__SUPPLIED MATERIAL__.
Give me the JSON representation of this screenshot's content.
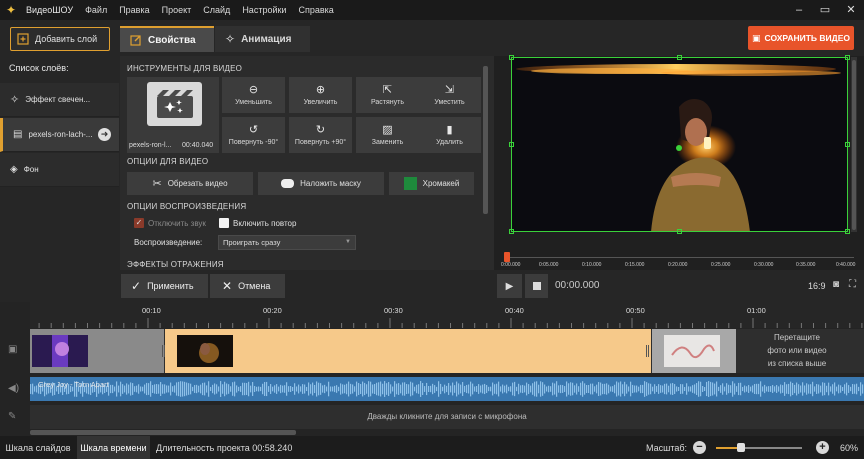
{
  "app": {
    "name": "ВидеоШОУ",
    "menu": [
      "Файл",
      "Правка",
      "Проект",
      "Слайд",
      "Настройки",
      "Справка"
    ]
  },
  "toolbar": {
    "add_layer": "Добавить слой",
    "tab_properties": "Свойства",
    "tab_animation": "Анимация",
    "save_video": "СОХРАНИТЬ ВИДЕО"
  },
  "layers": {
    "title": "Список слоёв:",
    "items": [
      {
        "label": "Эффект свечен..."
      },
      {
        "label": "pexels-ron-lach-..."
      },
      {
        "label": "Фон"
      }
    ]
  },
  "video_tools": {
    "title": "ИНСТРУМЕНТЫ ДЛЯ ВИДЕО",
    "clip_name": "pexels-ron-l...",
    "clip_duration": "00:40.040",
    "buttons": [
      {
        "label": "Уменьшить",
        "icon": "zoom-out-icon"
      },
      {
        "label": "Увеличить",
        "icon": "zoom-in-icon"
      },
      {
        "label": "Растянуть",
        "icon": "stretch-icon"
      },
      {
        "label": "Уместить",
        "icon": "fit-icon"
      },
      {
        "label": "Повернуть -90°",
        "icon": "rotate-left-icon"
      },
      {
        "label": "Повернуть +90°",
        "icon": "rotate-right-icon"
      },
      {
        "label": "Заменить",
        "icon": "replace-image-icon"
      },
      {
        "label": "Удалить",
        "icon": "trash-icon"
      }
    ]
  },
  "video_options": {
    "title": "ОПЦИИ ДЛЯ ВИДЕО",
    "crop": "Обрезать видео",
    "mask": "Наложить маску",
    "chroma": "Хромакей"
  },
  "playback_options": {
    "title": "ОПЦИИ ВОСПРОИЗВЕДЕНИЯ",
    "mute": "Отключить звук",
    "loop": "Включить повтор",
    "playback_label": "Воспроизведение:",
    "playback_value": "Проиграть сразу"
  },
  "reflection": {
    "title": "ЭФФЕКТЫ ОТРАЖЕНИЯ"
  },
  "preview": {
    "ruler_ticks": [
      "0:00.000",
      "0:05.000",
      "0:10.000",
      "0:15.000",
      "0:20.000",
      "0:25.000",
      "0:30.000",
      "0:35.000",
      "0:40.000"
    ],
    "timecode": "00:00.000",
    "aspect": "16:9"
  },
  "actions": {
    "apply": "Применить",
    "cancel": "Отмена"
  },
  "timeline": {
    "ruler": [
      "00:10",
      "00:20",
      "00:30",
      "00:40",
      "00:50",
      "01:00"
    ],
    "drop_hint": [
      "Перетащите",
      "фото или видео",
      "из списка выше"
    ],
    "audio_track": "Grey Joy - Torn Apart",
    "mic_hint": "Дважды кликните для записи с микрофона"
  },
  "statusbar": {
    "tab_slides": "Шкала слайдов",
    "tab_timeline": "Шкала времени",
    "duration": "Длительность проекта 00:58.240",
    "zoom_label": "Масштаб:",
    "zoom_value": "60%"
  },
  "colors": {
    "accent": "#e0a030",
    "save": "#e8542a",
    "chroma": "#1e8a3c",
    "selection": "#3ad13a",
    "audio": "#3a78b0"
  }
}
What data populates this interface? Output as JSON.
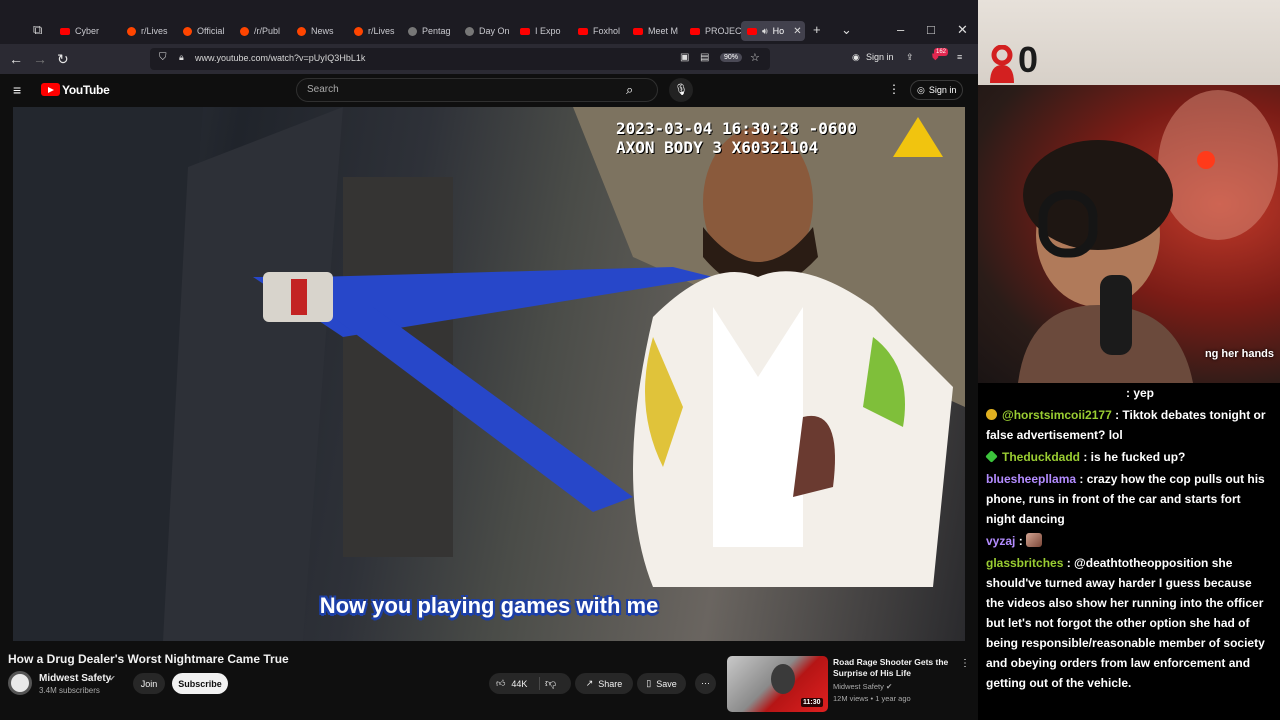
{
  "browser": {
    "tabs": [
      {
        "label": "Cyber",
        "type": "youtube"
      },
      {
        "label": "r/Lives",
        "type": "reddit"
      },
      {
        "label": "Official",
        "type": "reddit"
      },
      {
        "label": "/r/Publ",
        "type": "reddit"
      },
      {
        "label": "News",
        "type": "reddit"
      },
      {
        "label": "r/Lives",
        "type": "reddit"
      },
      {
        "label": "Pentag",
        "type": "gray"
      },
      {
        "label": "Day On",
        "type": "gray"
      },
      {
        "label": "I Expo",
        "type": "youtube"
      },
      {
        "label": "Foxhol",
        "type": "youtube"
      },
      {
        "label": "Meet M",
        "type": "youtube"
      },
      {
        "label": "PROJEC",
        "type": "youtube"
      },
      {
        "label": "Ho",
        "type": "youtube",
        "active": true
      }
    ],
    "url": "www.youtube.com/watch?v=pUyIQ3HbL1k",
    "zoom": "90%",
    "sign_in": "Sign in",
    "badge_count": "162"
  },
  "youtube": {
    "logo": "YouTube",
    "search_placeholder": "Search",
    "sign_in": "Sign in"
  },
  "video": {
    "overlay_timestamp": "2023-03-04 16:30:28 -0600",
    "overlay_device": "AXON BODY 3 X60321104",
    "caption": "Now you playing games with me",
    "title": "How a Drug Dealer's Worst Nightmare Came True",
    "channel": "Midwest Safety",
    "subscribers": "3.4M subscribers",
    "join": "Join",
    "subscribe": "Subscribe",
    "likes": "44K",
    "share": "Share",
    "save": "Save"
  },
  "related": {
    "title": "Road Rage Shooter Gets the Surprise of His Life",
    "channel": "Midwest Safety",
    "meta": "12M views • 1 year ago",
    "duration": "11:30"
  },
  "stream": {
    "counter": "0",
    "ticker_text": "ng her hands",
    "chat": [
      {
        "user": "",
        "text": ": yep",
        "color": "#ffffff"
      },
      {
        "user": "@horstsimcoii2177",
        "text": " : Tiktok debates tonight or false advertisement? lol",
        "color": "#9acd32",
        "badge": "gold"
      },
      {
        "user": "Theduckdadd",
        "text": " : is he fucked up?",
        "color": "#9acd32",
        "badge": "green"
      },
      {
        "user": "bluesheepllama",
        "text": " : crazy how the cop pulls out his phone, runs in front of the car and starts fort night dancing",
        "color": "#b38cff"
      },
      {
        "user": "vyzaj",
        "text": " : ",
        "color": "#b38cff",
        "emote": true
      },
      {
        "user": "glassbritches",
        "text": " : @deathtotheopposition she should've turned away harder I guess because the videos also show her running into the officer but let's not forgot the other option she had of being responsible/reasonable member of society and obeying orders from law enforcement and getting out of the vehicle.",
        "color": "#9acd32"
      }
    ]
  },
  "colors": {
    "youtube_red": "#ff0000",
    "caption_outline": "#1c3fa8"
  }
}
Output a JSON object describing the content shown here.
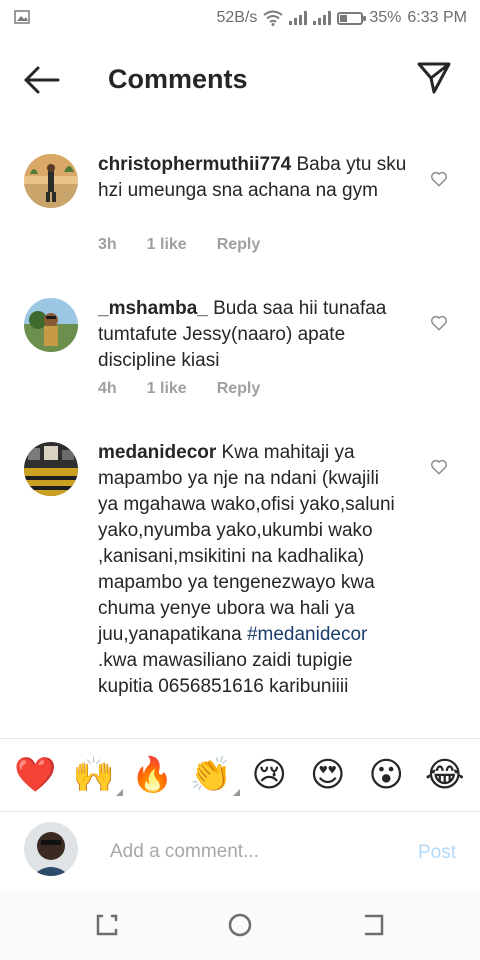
{
  "status_bar": {
    "net_speed": "52B/s",
    "battery": "35%",
    "battery_level": 0.35,
    "time": "6:33 PM"
  },
  "header": {
    "title": "Comments",
    "back_icon": "arrow-left-icon",
    "send_icon": "direct-send-icon"
  },
  "comments": [
    {
      "username": "christophermuthii774",
      "text": "Baba ytu sku hzi umeunga sna achana na gym",
      "time": "3h",
      "likes": "1 like",
      "reply": "Reply"
    },
    {
      "username": "_mshamba_",
      "text": "Buda saa hii tunafaa tumtafute Jessy(naaro) apate discipline kiasi",
      "time": "4h",
      "likes": "1 like",
      "reply": "Reply"
    },
    {
      "username": "medanidecor",
      "text_before": "Kwa mahitaji ya mapambo ya nje na ndani (kwajili ya mgahawa wako,ofisi yako,saluni yako,nyumba yako,ukumbi wako ,kanisani,msikitini na kadhalika) mapambo ya tengenezwayo kwa chuma yenye ubora wa hali ya juu,yanapatikana ",
      "hashtag": "#medanidecor",
      "text_after": " .kwa mawasiliano zaidi tupigie kupitia 0656851616 karibuniiii"
    }
  ],
  "emoji_bar": [
    "❤️",
    "🙌",
    "🔥",
    "👏",
    "😢",
    "😍",
    "😮",
    "😂"
  ],
  "composer": {
    "placeholder": "Add a comment...",
    "post_label": "Post"
  },
  "colors": {
    "text": "#262626",
    "meta": "#a0a0a0",
    "hashtag": "#1b3e6c",
    "post_disabled": "#b3d8f7"
  }
}
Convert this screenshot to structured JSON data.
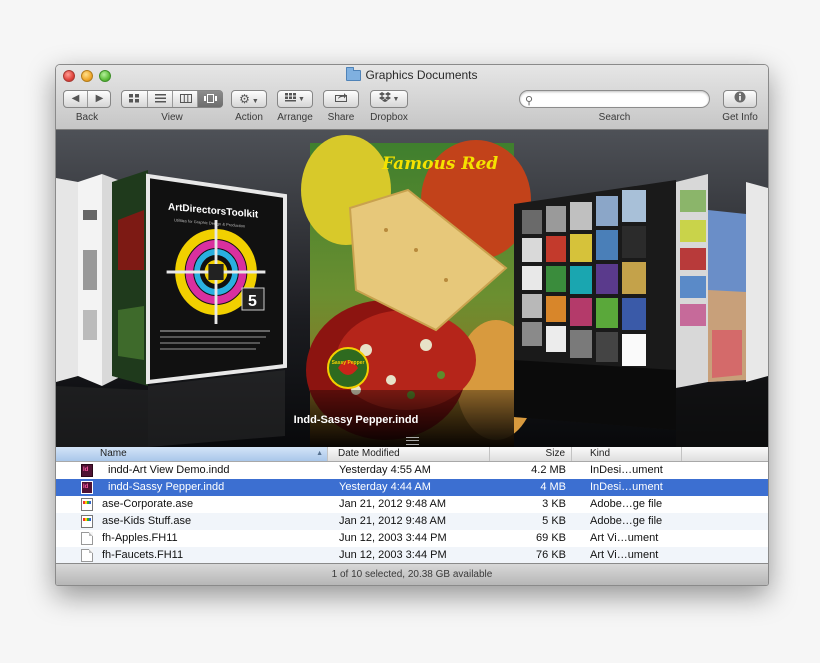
{
  "window": {
    "title": "Graphics Documents"
  },
  "toolbar": {
    "back_label": "Back",
    "view_label": "View",
    "action_label": "Action",
    "arrange_label": "Arrange",
    "share_label": "Share",
    "dropbox_label": "Dropbox",
    "search_label": "Search",
    "search_placeholder": "",
    "getinfo_label": "Get Info",
    "back_icon": "chevron-left-icon",
    "forward_icon": "chevron-right-icon",
    "view_modes": [
      "icon-view-icon",
      "list-view-icon",
      "column-view-icon",
      "coverflow-view-icon"
    ],
    "active_view": "coverflow-view-icon"
  },
  "coverflow": {
    "caption": "Indd-Sassy Pepper.indd",
    "center_cover_title": "Famous Red",
    "center_cover_badge": "Sassy Pepper",
    "left_cover_title": "ArtDirectorsToolkit",
    "left_cover_subtitle": "Utilities for Graphic Design & Production",
    "left_cover_badge": "5"
  },
  "list": {
    "columns": {
      "name": "Name",
      "date_modified": "Date Modified",
      "size": "Size",
      "kind": "Kind"
    },
    "sorted_column": "name",
    "rows": [
      {
        "name": "indd-Art View Demo.indd",
        "date": "Yesterday 4:55 AM",
        "size": "4.2 MB",
        "kind": "InDesi…ument",
        "icon": "indesign-file-icon",
        "selected": false
      },
      {
        "name": "indd-Sassy Pepper.indd",
        "date": "Yesterday 4:44 AM",
        "size": "4 MB",
        "kind": "InDesi…ument",
        "icon": "indesign-file-icon",
        "selected": true
      },
      {
        "name": "ase-Corporate.ase",
        "date": "Jan 21, 2012 9:48 AM",
        "size": "3 KB",
        "kind": "Adobe…ge file",
        "icon": "swatch-file-icon",
        "selected": false
      },
      {
        "name": "ase-Kids Stuff.ase",
        "date": "Jan 21, 2012 9:48 AM",
        "size": "5 KB",
        "kind": "Adobe…ge file",
        "icon": "swatch-file-icon",
        "selected": false
      },
      {
        "name": "fh-Apples.FH11",
        "date": "Jun 12, 2003 3:44 PM",
        "size": "69 KB",
        "kind": "Art Vi…ument",
        "icon": "document-file-icon",
        "selected": false
      },
      {
        "name": "fh-Faucets.FH11",
        "date": "Jun 12, 2003 3:44 PM",
        "size": "76 KB",
        "kind": "Art Vi…ument",
        "icon": "document-file-icon",
        "selected": false
      }
    ]
  },
  "status": {
    "text": "1 of 10 selected, 20.38 GB available"
  },
  "colors": {
    "selection": "#3c6fd1",
    "row_alt": "#f1f5fa",
    "coverflow_bg": "#1b1c20"
  }
}
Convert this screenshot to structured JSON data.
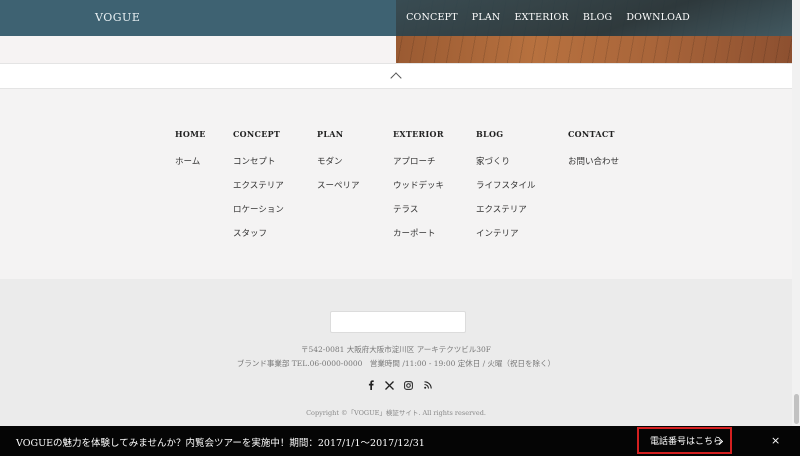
{
  "header": {
    "logo": "VOGUE",
    "nav": [
      "CONCEPT",
      "PLAN",
      "EXTERIOR",
      "BLOG",
      "DOWNLOAD"
    ]
  },
  "footer_nav": {
    "columns": [
      {
        "heading": "HOME",
        "items": [
          "ホーム"
        ]
      },
      {
        "heading": "CONCEPT",
        "items": [
          "コンセプト",
          "エクステリア",
          "ロケーション",
          "スタッフ"
        ]
      },
      {
        "heading": "PLAN",
        "items": [
          "モダン",
          "スーペリア"
        ]
      },
      {
        "heading": "EXTERIOR",
        "items": [
          "アプローチ",
          "ウッドデッキ",
          "テラス",
          "カーポート"
        ]
      },
      {
        "heading": "BLOG",
        "items": [
          "家づくり",
          "ライフスタイル",
          "エクステリア",
          "インテリア"
        ]
      },
      {
        "heading": "CONTACT",
        "items": [
          "お問い合わせ"
        ]
      }
    ]
  },
  "footer_info": {
    "address_line1": "〒542-0081 大阪府大阪市淀川区 アーキテクツビル30F",
    "address_line2": "ブランド事業部 TEL.06-0000-0000　営業時間 /11:00 - 19:00 定休日 / 火曜（祝日を除く）",
    "social_icons": [
      "facebook-icon",
      "x-icon",
      "instagram-icon",
      "rss-icon"
    ],
    "copyright": "Copyright ©「VOGUE」検証サイト. All rights reserved."
  },
  "promo_bar": {
    "text": "VOGUEの魅力を体験してみませんか？内覧会ツアーを実施中！期間：2017/1/1〜2017/12/31",
    "phone_button": "電話番号はこちら",
    "close": "×"
  },
  "colors": {
    "header_bg": "#3e6272",
    "promo_bg": "#050505",
    "phone_button_border": "#d42020"
  }
}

__STATED GOAL__.
In the entries above, find every line with the word "ОПЦИИ" and list it.

__THE REPLY__.
    "title": "ОПЦИИ ДЛЯ ВИДЕО",
    "title": "ОПЦИИ ВОСПРОИЗВЕДЕНИЯ",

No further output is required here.